** start of Input rows **
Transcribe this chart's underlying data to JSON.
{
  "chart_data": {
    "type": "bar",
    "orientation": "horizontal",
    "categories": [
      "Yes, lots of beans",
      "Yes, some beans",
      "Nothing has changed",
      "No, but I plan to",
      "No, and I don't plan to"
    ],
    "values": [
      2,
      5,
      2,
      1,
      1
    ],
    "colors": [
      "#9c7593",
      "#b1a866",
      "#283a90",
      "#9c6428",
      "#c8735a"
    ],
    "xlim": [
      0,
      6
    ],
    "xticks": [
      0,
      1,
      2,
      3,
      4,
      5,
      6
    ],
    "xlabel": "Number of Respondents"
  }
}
** end of Input rows **
→ Work instructions
Word for word, quote all of the data above.

→ Task solution
Transcribe this chart's underlying data to JSON.
{
  "chart_data": {
    "type": "bar",
    "orientation": "horizontal",
    "categories": [
      "Yes, lots of beans",
      "Yes, some beans",
      "Nothing has changed",
      "No, but I plan to",
      "No, and I don't plan to"
    ],
    "values": [
      2,
      5,
      2,
      1,
      1
    ],
    "colors": [
      "#9c7593",
      "#b1a866",
      "#283a90",
      "#9c6428",
      "#c8735a"
    ],
    "xlim": [
      0,
      6
    ],
    "xticks": [
      0,
      1,
      2,
      3,
      4,
      5,
      6
    ],
    "xlabel": "Number of Respondents"
  }
}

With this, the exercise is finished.